Problem
Your task is to copy each line that has the word "radial".

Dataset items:
____________
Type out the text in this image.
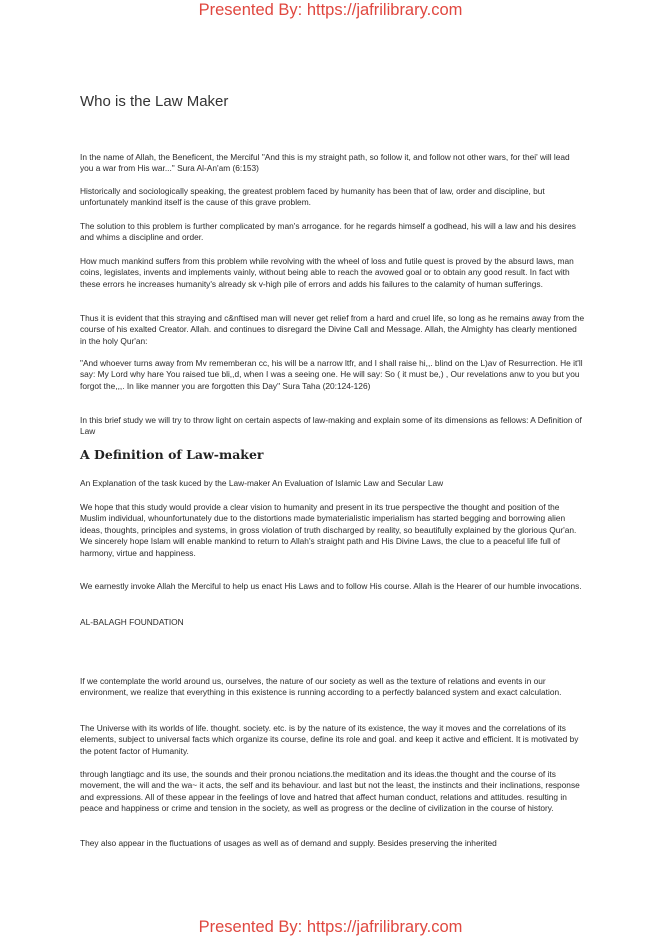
Presented By: https://jafrilibrary.com
Who is the Law Maker

In the name of Allah, the Beneficent, the Merciful "And this is my straight path, so follow it, and follow not other wars, for thei' will lead you a war from His war..." Sura Al-An'am (6:153)

Historically and sociologically speaking, the greatest problem faced by humanity has been that of law, order and discipline, but unfortunately mankind itself is the cause of this grave problem.

The solution to this problem is further complicated by man's arrogance. for he regards himself a godhead, his will a law and his desires and whims a discipline and order.

How much mankind suffers from this problem while revolving with the wheel of loss and futile quest is proved by the absurd laws, man coins, legislates, invents and implements vainly, without being able to reach the avowed goal or to obtain any good result. In fact with these errors he increases humanity's already sk v-high pile of errors and adds his failures to the calamity of human sufferings.

Thus it is evident that this straying and c&nftised man will never get relief from a hard and cruel life, so long as he remains away from the course of his exalted Creator. Allah. and continues to disregard the Divine Call and Message. Allah, the Almighty has clearly mentioned in the holy Qur'an:

"And whoever turns away from Mv rememberan cc, his will be a narrow ltfr, and I shall raise hi,,. blind on the L)av of Resurrection. He it'll say: My Lord why hare You raised tue bli,,d, when I was a seeing one. He will say: So ( it must be,) , Our revelations anw to you but you forgot the,,,. In like manner you are forgotten this Day" Sura Taha (20:124-126)

In this brief study we will try to throw light on certain aspects of law-making and explain some of its dimensions as fellows: A Definition of Law

A Definition of Law-maker

An Explanation of the task kuced by the Law-maker An Evaluation of Islamic Law and Secular Law

We hope that this study would provide a clear vision to humanity and present in its true perspective the thought and position of the Muslim individual, whounfortunately due to the distortions made bymaterialistic imperialism has started begging and borrowing alien ideas, thoughts, principles and systems, in gross violation of truth discharged by reality, so beautifully explained by the glorious Qur'an. We sincerely hope Islam will enable mankind to return to Allah's straight path and His Divine Laws, the clue to a peaceful life full of harmony, virtue and happiness.

We earnestly invoke Allah the Merciful to help us enact His Laws and to follow His course. Allah is the Hearer of our humble invocations.

AL-BALAGH FOUNDATION

If we contemplate the world around us, ourselves, the nature of our society as well as the texture of relations and events in our environment, we realize that everything in this existence is running according to a perfectly balanced system and exact calculation.

The Universe with its worlds of life. thought. society. etc. is by the nature of its existence, the way it moves and the correlations of its elements, subject to universal facts which organize its course, define its role and goal. and keep it active and efficient. It is motivated by the potent factor of Humanity.

through langtiagc and its use, the sounds and their pronou nciations.the meditation and its ideas.the thought and the course of its movement, the will and the wa~ it acts, the self and its behaviour. and last but not the least, the instincts and their inclinations, response and expressions. All of these appear in the feelings of love and hatred that affect human conduct, relations and attitudes. resulting in peace and happiness or crime and tension in the society, as well as progress or the decline of civilization in the course of history.

They also appear in the fluctuations of usages as well as of demand and supply. Besides preserving the inherited

Presented By: https://jafrilibrary.com
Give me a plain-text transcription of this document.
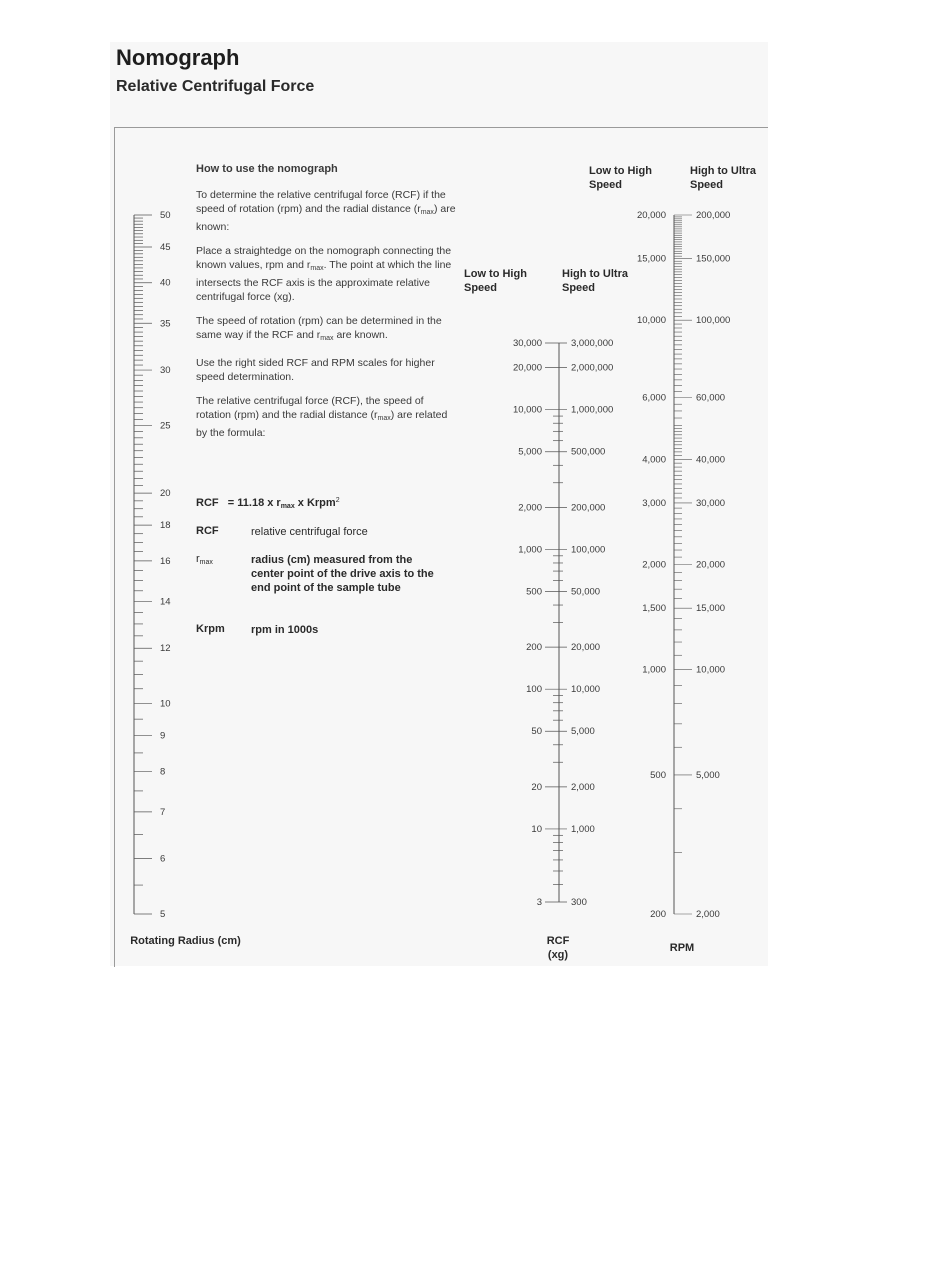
Nomograph
Relative Centrifugal Force
How to use the nomograph

To determine the relative centrifugal force (RCF) if the speed of rotation (rpm) and the radial distance $(r_{max})$ are known:

Place a straightedge on the nomograph connecting the known values, rpm and $r_{max}$. The point at which the line intersects the RCF axis is the approximate relative centrifugal force (xg).

The speed of rotation (rpm) can be determined in the same way if the RCF and $r_{max}$ are known.

Use the right sided RCF and RPM scales for higher speed determination.

The relative centrifugal force (RCF), the speed of rotation (rpm) and the radial distance $(r_{max})$ are related by the formula:

RCF = 11.18 x $r_{max}$ x Krpm$^2$
RCF	relative centrifugal force
$r_{max}$	radius (cm) measured from the center point of the drive axis to the end point of the sample tube
Krpm rpm in 1000s
Low to High Speed
High to Ultra Speed
Low to High Speed
High to Ultra Speed
Rotating Radius (cm)	RCF (xg)
RPM
50
45
40
35
30
25
20
18
16
14
12
10
9
8
7
6
5
30,000
20,000
10,000
5,000
2,000
1,000
500
200
100
50
20
10
3
3,000,000
2,000,000
1,000,000
500,000
200,000
100,000
50,000
20,000
10,000
5,000
2,000
1,000
300
20,000
15,000
10,000
6,000
4,000
3,000
2,000
1,500
1,000
500
200
200,000
150,000
100,000
60,000
40,000
30,000
20,000
15,000
10,000
5,000
2,000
____________
Result of the exercise
To determine the relative centrifugal force (RCF) if the speed of rotation (rpm) and the radial distance $(r_{max})$ are known:
The relative centrifugal force (RCF), the speed of rotation (rpm) and the radial distance $(r_{max})$ are related by the formula:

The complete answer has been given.